+++ RECORD SET

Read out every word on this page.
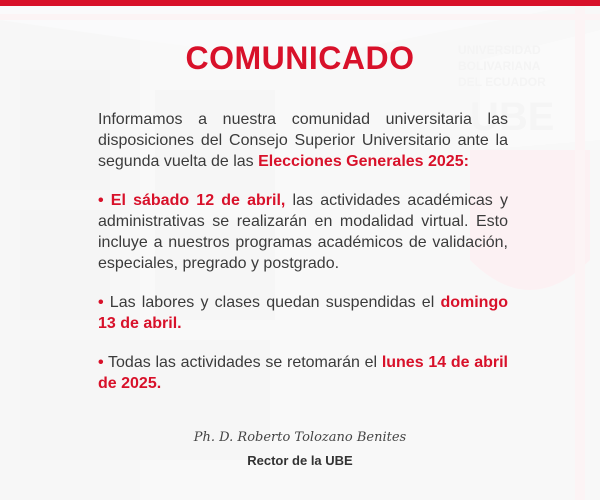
COMUNICADO

Informamos a nuestra comunidad universitaria las disposiciones del Consejo Superior Universitario ante la segunda vuelta de las Elecciones Generales 2025:

• El sábado 12 de abril, las actividades académicas y administrativas se realizarán en modalidad virtual. Esto incluye a nuestros programas académicos de validación, especiales, pregrado y postgrado.

• Las labores y clases quedan suspendidas el domingo 13 de abril.

• Todas las actividades se retomarán el lunes 14 de abril de 2025.

Ph. D. Roberto Tolozano Benites
Rector de la UBE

++++++

§ **WORK TO BE COMPLETED**:
Pictures stay out; repeat all the rest of the records exactly.

§ **REPLY**:
Read out every word on this page.
COMUNICADO

Informamos a nuestra comunidad universitaria las disposiciones del Consejo Superior Universitario ante la segunda vuelta de las Elecciones Generales 2025:

• El sábado 12 de abril, las actividades académicas y administrativas se realizarán en modalidad virtual. Esto incluye a nuestros programas académicos de validación, especiales, pregrado y postgrado.

• Las labores y clases quedan suspendidas el domingo 13 de abril.

• Todas las actividades se retomarán el lunes 14 de abril de 2025.

Ph. D. Roberto Tolozano Benites
Rector de la UBE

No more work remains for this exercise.